Written exercise: Verbatim output of all the material below is required.

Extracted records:
================================

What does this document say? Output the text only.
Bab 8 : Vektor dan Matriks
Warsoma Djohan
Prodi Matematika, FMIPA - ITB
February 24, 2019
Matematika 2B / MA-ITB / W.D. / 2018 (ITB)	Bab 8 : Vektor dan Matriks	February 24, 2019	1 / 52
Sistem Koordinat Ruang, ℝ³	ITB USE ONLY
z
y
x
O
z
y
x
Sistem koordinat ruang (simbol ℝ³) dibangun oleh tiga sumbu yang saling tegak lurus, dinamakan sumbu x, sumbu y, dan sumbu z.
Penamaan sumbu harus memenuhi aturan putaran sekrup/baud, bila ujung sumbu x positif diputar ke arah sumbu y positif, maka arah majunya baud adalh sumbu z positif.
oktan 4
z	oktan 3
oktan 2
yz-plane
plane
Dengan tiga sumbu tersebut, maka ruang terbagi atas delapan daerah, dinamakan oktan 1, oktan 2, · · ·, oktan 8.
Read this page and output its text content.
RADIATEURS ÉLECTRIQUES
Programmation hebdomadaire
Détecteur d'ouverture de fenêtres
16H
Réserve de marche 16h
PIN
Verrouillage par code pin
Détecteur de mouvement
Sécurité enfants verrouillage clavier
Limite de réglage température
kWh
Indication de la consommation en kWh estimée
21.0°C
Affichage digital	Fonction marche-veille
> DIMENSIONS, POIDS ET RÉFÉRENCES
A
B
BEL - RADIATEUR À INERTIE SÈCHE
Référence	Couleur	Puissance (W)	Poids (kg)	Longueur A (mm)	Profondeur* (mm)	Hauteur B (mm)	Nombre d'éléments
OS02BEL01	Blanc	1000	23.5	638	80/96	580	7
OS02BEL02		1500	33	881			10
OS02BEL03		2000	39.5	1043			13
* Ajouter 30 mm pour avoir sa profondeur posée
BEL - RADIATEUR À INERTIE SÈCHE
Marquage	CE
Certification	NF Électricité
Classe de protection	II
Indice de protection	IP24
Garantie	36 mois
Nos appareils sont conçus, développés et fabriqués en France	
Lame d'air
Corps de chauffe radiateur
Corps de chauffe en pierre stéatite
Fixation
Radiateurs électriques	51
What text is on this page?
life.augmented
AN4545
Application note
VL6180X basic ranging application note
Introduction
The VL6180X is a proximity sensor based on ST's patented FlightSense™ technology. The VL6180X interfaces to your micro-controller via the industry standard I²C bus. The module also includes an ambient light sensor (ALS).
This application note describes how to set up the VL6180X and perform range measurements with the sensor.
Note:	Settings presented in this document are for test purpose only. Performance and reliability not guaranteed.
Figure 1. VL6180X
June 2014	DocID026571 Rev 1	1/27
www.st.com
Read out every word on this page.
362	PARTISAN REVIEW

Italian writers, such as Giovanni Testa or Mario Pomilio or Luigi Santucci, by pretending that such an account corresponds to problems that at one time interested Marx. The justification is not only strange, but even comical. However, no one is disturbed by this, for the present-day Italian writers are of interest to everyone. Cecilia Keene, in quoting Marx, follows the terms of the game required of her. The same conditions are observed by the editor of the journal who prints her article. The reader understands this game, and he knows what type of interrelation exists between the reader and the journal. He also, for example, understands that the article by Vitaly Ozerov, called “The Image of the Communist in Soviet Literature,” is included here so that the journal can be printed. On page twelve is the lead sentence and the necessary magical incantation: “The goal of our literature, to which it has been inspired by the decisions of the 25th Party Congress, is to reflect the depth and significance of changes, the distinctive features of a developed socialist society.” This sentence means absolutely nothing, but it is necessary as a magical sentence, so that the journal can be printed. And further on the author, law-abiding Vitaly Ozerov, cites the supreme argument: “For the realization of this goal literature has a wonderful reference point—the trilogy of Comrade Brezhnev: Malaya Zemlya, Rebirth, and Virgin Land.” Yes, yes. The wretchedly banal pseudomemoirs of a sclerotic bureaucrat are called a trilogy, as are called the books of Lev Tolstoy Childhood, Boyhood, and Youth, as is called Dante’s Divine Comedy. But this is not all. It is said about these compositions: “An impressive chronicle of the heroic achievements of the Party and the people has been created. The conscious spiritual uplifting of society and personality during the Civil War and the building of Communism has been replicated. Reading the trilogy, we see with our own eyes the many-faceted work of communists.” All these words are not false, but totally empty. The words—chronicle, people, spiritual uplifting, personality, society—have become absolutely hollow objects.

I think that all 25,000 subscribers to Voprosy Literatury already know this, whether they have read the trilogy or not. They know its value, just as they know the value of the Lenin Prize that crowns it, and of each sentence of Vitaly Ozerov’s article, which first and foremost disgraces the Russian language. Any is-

================================

Written solution:
What does this document say? Output the text only.
Bab 8 : Vektor dan Matriks
Warsoma Djohan
Prodi Matematika, FMIPA - ITB
February 24, 2019
Matematika 2B / MA-ITB / W.D. / 2018 (ITB)	Bab 8 : Vektor dan Matriks	February 24, 2019	1 / 52
Sistem Koordinat Ruang, ℝ³	ITB USE ONLY
z
y
x
O
z
y
x
Sistem koordinat ruang (simbol ℝ³) dibangun oleh tiga sumbu yang saling tegak lurus, dinamakan sumbu x, sumbu y, dan sumbu z.
Penamaan sumbu harus memenuhi aturan putaran sekrup/baud, bila ujung sumbu x positif diputar ke arah sumbu y positif, maka arah majunya baud adalh sumbu z positif.
oktan 4
z	oktan 3
oktan 2
yz-plane
plane
Dengan tiga sumbu tersebut, maka ruang terbagi atas delapan daerah, dinamakan oktan 1, oktan 2, · · ·, oktan 8.
Read this page and output its text content.
RADIATEURS ÉLECTRIQUES
Programmation hebdomadaire
Détecteur d'ouverture de fenêtres
16H
Réserve de marche 16h
PIN
Verrouillage par code pin
Détecteur de mouvement
Sécurité enfants verrouillage clavier
Limite de réglage température
kWh
Indication de la consommation en kWh estimée
21.0°C
Affichage digital	Fonction marche-veille
> DIMENSIONS, POIDS ET RÉFÉRENCES
A
B
BEL - RADIATEUR À INERTIE SÈCHE
Référence	Couleur	Puissance (W)	Poids (kg)	Longueur A (mm)	Profondeur* (mm)	Hauteur B (mm)	Nombre d'éléments
OS02BEL01	Blanc	1000	23.5	638	80/96	580	7
OS02BEL02		1500	33	881			10
OS02BEL03		2000	39.5	1043			13
* Ajouter 30 mm pour avoir sa profondeur posée
BEL - RADIATEUR À INERTIE SÈCHE
Marquage	CE
Certification	NF Électricité
Classe de protection	II
Indice de protection	IP24
Garantie	36 mois
Nos appareils sont conçus, développés et fabriqués en France	
Lame d'air
Corps de chauffe radiateur
Corps de chauffe en pierre stéatite
Fixation
Radiateurs électriques	51
What text is on this page?
life.augmented
AN4545
Application note
VL6180X basic ranging application note
Introduction
The VL6180X is a proximity sensor based on ST's patented FlightSense™ technology. The VL6180X interfaces to your micro-controller via the industry standard I²C bus. The module also includes an ambient light sensor (ALS).
This application note describes how to set up the VL6180X and perform range measurements with the sensor.
Note:	Settings presented in this document are for test purpose only. Performance and reliability not guaranteed.
Figure 1. VL6180X
June 2014	DocID026571 Rev 1	1/27
www.st.com
Read out every word on this page.
362	PARTISAN REVIEW

Italian writers, such as Giovanni Testa or Mario Pomilio or Luigi Santucci, by pretending that such an account corresponds to problems that at one time interested Marx. The justification is not only strange, but even comical. However, no one is disturbed by this, for the present-day Italian writers are of interest to everyone. Cecilia Keene, in quoting Marx, follows the terms of the game required of her. The same conditions are observed by the editor of the journal who prints her article. The reader understands this game, and he knows what type of interrelation exists between the reader and the journal. He also, for example, understands that the article by Vitaly Ozerov, called “The Image of the Communist in Soviet Literature,” is included here so that the journal can be printed. On page twelve is the lead sentence and the necessary magical incantation: “The goal of our literature, to which it has been inspired by the decisions of the 25th Party Congress, is to reflect the depth and significance of changes, the distinctive features of a developed socialist society.” This sentence means absolutely nothing, but it is necessary as a magical sentence, so that the journal can be printed. And further on the author, law-abiding Vitaly Ozerov, cites the supreme argument: “For the realization of this goal literature has a wonderful reference point—the trilogy of Comrade Brezhnev: Malaya Zemlya, Rebirth, and Virgin Land.” Yes, yes. The wretchedly banal pseudomemoirs of a sclerotic bureaucrat are called a trilogy, as are called the books of Lev Tolstoy Childhood, Boyhood, and Youth, as is called Dante’s Divine Comedy. But this is not all. It is said about these compositions: “An impressive chronicle of the heroic achievements of the Party and the people has been created. The conscious spiritual uplifting of society and personality during the Civil War and the building of Communism has been replicated. Reading the trilogy, we see with our own eyes the many-faceted work of communists.” All these words are not false, but totally empty. The words—chronicle, people, spiritual uplifting, personality, society—have become absolutely hollow objects.

I think that all 25,000 subscribers to Voprosy Literatury already know this, whether they have read the trilogy or not. They know its value, just as they know the value of the Lenin Prize that crowns it, and of each sentence of Vitaly Ozerov’s article, which first and foremost disgraces the Russian language. Any is-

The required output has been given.